- [WRITTEN TASK]: Could you reproduce the material below with every "bone-joint-icon" replaced by "joint-marker" and everything else unchanged? Leave the pictures out.
——
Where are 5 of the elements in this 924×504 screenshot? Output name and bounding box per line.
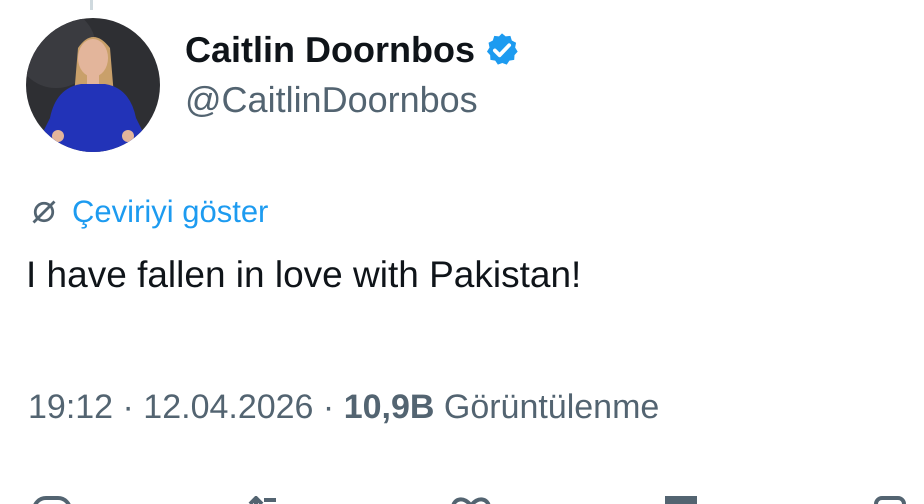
tweet-text: I have fallen in love with Pakistan! xyxy=(26,253,582,297)
author-handle[interactable]: @CaitlinDoornbos xyxy=(185,78,521,122)
author-name[interactable]: Caitlin Doornbos xyxy=(185,28,475,72)
tweet-meta: 19:12 · 12.04.2026 · 10,9B Görüntülenme xyxy=(28,387,660,428)
translate-icon xyxy=(30,198,58,226)
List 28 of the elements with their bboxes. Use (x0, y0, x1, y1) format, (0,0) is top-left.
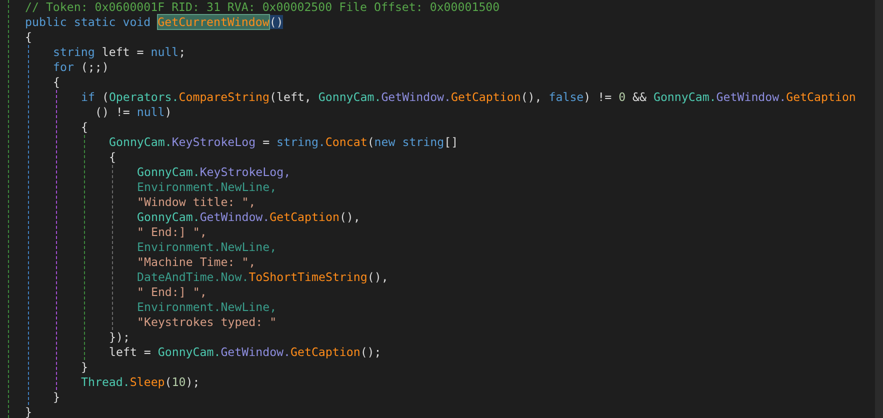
code-line: " End:] ", (137, 225, 207, 240)
code-line: public static void GetCurrentWindow() (25, 15, 284, 30)
code-line: } (53, 390, 60, 405)
code-line: left = GonnyCam.GetWindow.GetCaption(); (109, 345, 382, 360)
code-line: "Window title: ", (137, 195, 256, 210)
code-line: } (25, 405, 32, 418)
code-line: GonnyCam.KeyStrokeLog, (137, 165, 291, 180)
code-line: Environment.NewLine, (137, 180, 277, 195)
code-line: // Token: 0x0600001F RID: 31 RVA: 0x00002500 File Offset: 0x00001500 (25, 0, 500, 15)
code-line: " End:] ", (137, 285, 207, 300)
code-line: GonnyCam.GetWindow.GetCaption(), (137, 210, 360, 225)
code-line: { (53, 75, 60, 90)
code-line: { (109, 150, 116, 165)
code-line: Environment.NewLine, (137, 300, 277, 315)
code-line: DateAndTime.Now.ToShortTimeString(), (137, 270, 388, 285)
code-line: () != null) (94, 105, 172, 120)
code-line: Environment.NewLine, (137, 240, 277, 255)
code-line: for (;;) (53, 60, 109, 75)
code-line: if (Operators.CompareString(left, GonnyCam.GetWindow.GetCaption(), false) != 0 && GonnyCam.GetWindow.GetCaption (81, 90, 856, 105)
code-line: GonnyCam.KeyStrokeLog = string.Concat(new string[] (109, 135, 458, 150)
code-line: Thread.Sleep(10); (81, 375, 200, 390)
code-line: "Keystrokes typed: " (137, 315, 277, 330)
code-line: } (81, 360, 88, 375)
code-line: { (25, 30, 32, 45)
code-line: "Machine Time: ", (137, 255, 256, 270)
code-line: }); (109, 330, 130, 345)
code-line: string left = null; (53, 45, 186, 60)
code-line: { (81, 120, 88, 135)
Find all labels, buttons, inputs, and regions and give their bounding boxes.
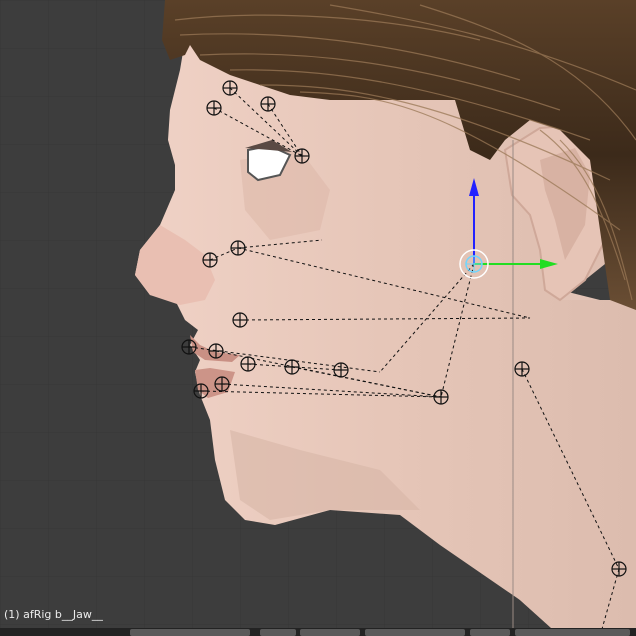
bone-joint-icon[interactable] (260, 96, 276, 112)
header-button[interactable] (300, 629, 360, 636)
3d-viewport[interactable]: (1) afRig b__Jaw__ (0, 0, 636, 636)
bone-joint-icon[interactable] (333, 362, 349, 378)
bone-joint-icon[interactable] (214, 376, 230, 392)
bone-joint-icon[interactable] (240, 356, 256, 372)
bone-joint-icon[interactable] (514, 361, 530, 377)
bone-joint-icon[interactable] (193, 383, 209, 399)
bone-joint-icon[interactable] (202, 252, 218, 268)
bone-joint-icon[interactable] (284, 359, 300, 375)
header-button[interactable] (470, 629, 510, 636)
bone-joint-icon[interactable] (222, 80, 238, 96)
bone-joint-icon[interactable] (232, 312, 248, 328)
header-button[interactable] (515, 629, 630, 636)
bone-joint-icon[interactable] (433, 389, 449, 405)
header-button[interactable] (130, 629, 250, 636)
header-button[interactable] (260, 629, 296, 636)
bone-joint-icon[interactable] (611, 561, 627, 577)
scene-canvas[interactable] (0, 0, 636, 636)
header-button[interactable] (365, 629, 465, 636)
bone-joint-icon[interactable] (181, 339, 197, 355)
bone-joint-icon[interactable] (230, 240, 246, 256)
bone-joint-icon[interactable] (294, 148, 310, 164)
bone-joint-icon[interactable] (206, 100, 222, 116)
viewport-status-text: (1) afRig b__Jaw__ (4, 608, 103, 621)
bone-joint-icon[interactable] (208, 343, 224, 359)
——
- [THE OUTPUT]:
Where are 5 of the elements in this 924×504 screenshot? Output name and bounding box per line.
tweet-text: I have fallen in love with Pakistan! xyxy=(26,253,582,297)
author-handle[interactable]: @CaitlinDoornbos xyxy=(185,78,521,122)
author-name[interactable]: Caitlin Doornbos xyxy=(185,28,475,72)
tweet-meta: 19:12 · 12.04.2026 · 10,9B Görüntülenme xyxy=(28,387,660,428)
translate-icon xyxy=(30,198,58,226)
List 28 of the elements with their bboxes. Use (x0, y0, x1, y1) format, (0,0) is top-left.
code-line: " End:] ", (137, 225, 207, 240)
code-line: public static void GetCurrentWindow() (25, 15, 284, 30)
code-line: } (53, 390, 60, 405)
code-line: left = GonnyCam.GetWindow.GetCaption(); (109, 345, 382, 360)
code-line: "Window title: ", (137, 195, 256, 210)
code-line: } (25, 405, 32, 418)
code-line: GonnyCam.KeyStrokeLog, (137, 165, 291, 180)
code-line: Environment.NewLine, (137, 180, 277, 195)
code-line: // Token: 0x0600001F RID: 31 RVA: 0x00002500 File Offset: 0x00001500 (25, 0, 500, 15)
code-line: " End:] ", (137, 285, 207, 300)
code-line: GonnyCam.GetWindow.GetCaption(), (137, 210, 360, 225)
code-line: { (53, 75, 60, 90)
code-line: { (109, 150, 116, 165)
code-line: Environment.NewLine, (137, 300, 277, 315)
code-line: DateAndTime.Now.ToShortTimeString(), (137, 270, 388, 285)
code-line: () != null) (94, 105, 172, 120)
code-line: Environment.NewLine, (137, 240, 277, 255)
code-line: for (;;) (53, 60, 109, 75)
code-line: if (Operators.CompareString(left, GonnyCam.GetWindow.GetCaption(), false) != 0 && GonnyCam.GetWindow.GetCaption (81, 90, 856, 105)
code-line: GonnyCam.KeyStrokeLog = string.Concat(new string[] (109, 135, 458, 150)
code-line: Thread.Sleep(10); (81, 375, 200, 390)
code-line: "Keystrokes typed: " (137, 315, 277, 330)
code-line: } (81, 360, 88, 375)
code-line: { (25, 30, 32, 45)
code-line: "Machine Time: ", (137, 255, 256, 270)
code-line: }); (109, 330, 130, 345)
code-line: string left = null; (53, 45, 186, 60)
code-line: { (81, 120, 88, 135)
Find all labels, buttons, inputs, and regions and give their bounding boxes.
joint-marker[interactable] (260, 96, 276, 112)
header-button[interactable] (300, 629, 360, 636)
3d-viewport[interactable]: (1) afRig b__Jaw__ (0, 0, 636, 636)
joint-marker[interactable] (333, 362, 349, 378)
joint-marker[interactable] (214, 376, 230, 392)
joint-marker[interactable] (240, 356, 256, 372)
joint-marker[interactable] (514, 361, 530, 377)
joint-marker[interactable] (193, 383, 209, 399)
joint-marker[interactable] (202, 252, 218, 268)
joint-marker[interactable] (284, 359, 300, 375)
header-button[interactable] (470, 629, 510, 636)
joint-marker[interactable] (222, 80, 238, 96)
joint-marker[interactable] (232, 312, 248, 328)
header-button[interactable] (515, 629, 630, 636)
joint-marker[interactable] (433, 389, 449, 405)
header-button[interactable] (130, 629, 250, 636)
header-button[interactable] (260, 629, 296, 636)
joint-marker[interactable] (611, 561, 627, 577)
scene-canvas[interactable] (0, 0, 636, 636)
header-button[interactable] (365, 629, 465, 636)
joint-marker[interactable] (181, 339, 197, 355)
joint-marker[interactable] (230, 240, 246, 256)
joint-marker[interactable] (294, 148, 310, 164)
joint-marker[interactable] (206, 100, 222, 116)
viewport-status-text: (1) afRig b__Jaw__ (4, 608, 103, 621)
joint-marker[interactable] (208, 343, 224, 359)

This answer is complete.